**EXERCISE BRIEF:** Omit the pictures and return every entry exactly as written.

**THE DATA:**
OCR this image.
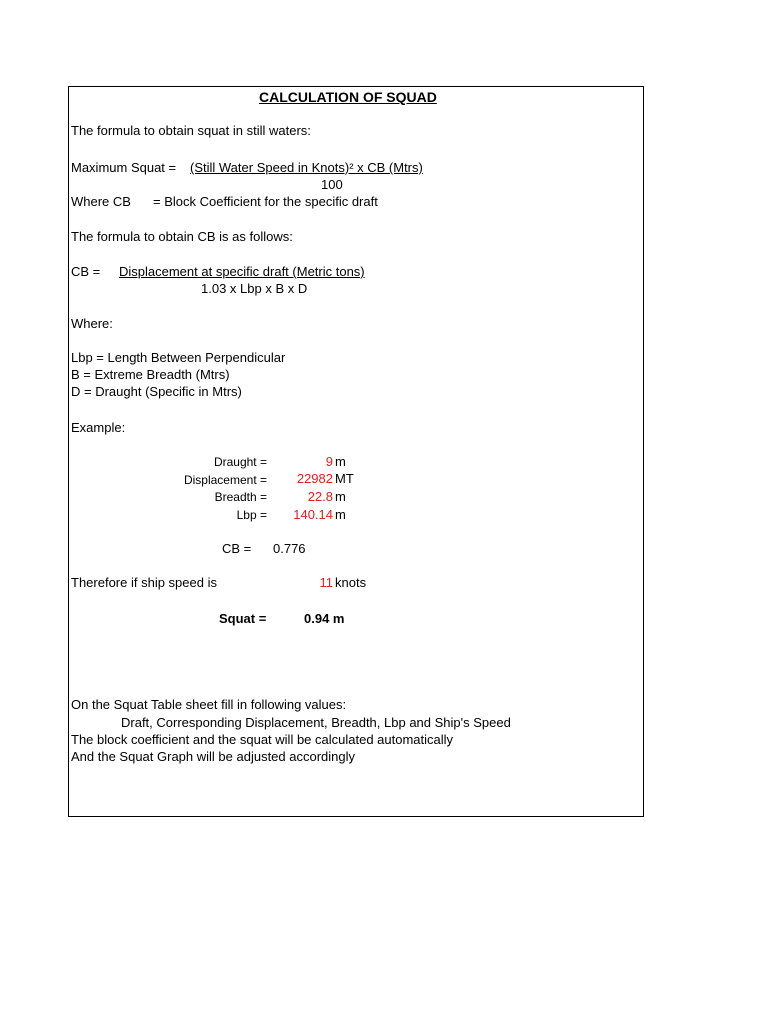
CALCULATION OF SQUAD
The formula to obtain squat in still waters:
Maximum Squat = (Still Water Speed in Knots)² x CB (Mtrs)
100
Where CB = Block Coefficient for the specific draft
The formula to obtain CB is as follows:
CB = Displacement at specific draft (Metric tons)
1.03 x Lbp x B x D
Where:
Lbp = Length Between Perpendicular
B = Extreme Breadth (Mtrs)
D = Draught (Specific in Mtrs)
Example:
Draught =	9 m
Displacement =	22982 MT
Breadth =	22.8 m
Lbp =	140.14 m
CB = 0.776
Therefore if ship speed is	11 knots
Squat =	0.94 m
On the Squat Table sheet fill in following values:
Draft, Corresponding Displacement, Breadth, Lbp and Ship's Speed
The block coefficient and the squat will be calculated automatically
And the Squat Graph will be adjusted accordingly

**WRITTEN SOLUTION:**
OCR this image.
CALCULATION OF SQUAD
The formula to obtain squat in still waters:
Maximum Squat = (Still Water Speed in Knots)² x CB (Mtrs)
100
Where CB = Block Coefficient for the specific draft
The formula to obtain CB is as follows:
CB = Displacement at specific draft (Metric tons)
1.03 x Lbp x B x D
Where:
Lbp = Length Between Perpendicular
B = Extreme Breadth (Mtrs)
D = Draught (Specific in Mtrs)
Example:
Draught =	9 m
Displacement =	22982 MT
Breadth =	22.8 m
Lbp =	140.14 m
CB = 0.776
Therefore if ship speed is	11 knots
Squat =	0.94 m
On the Squat Table sheet fill in following values:
Draft, Corresponding Displacement, Breadth, Lbp and Ship's Speed
The block coefficient and the squat will be calculated automatically
And the Squat Graph will be adjusted accordingly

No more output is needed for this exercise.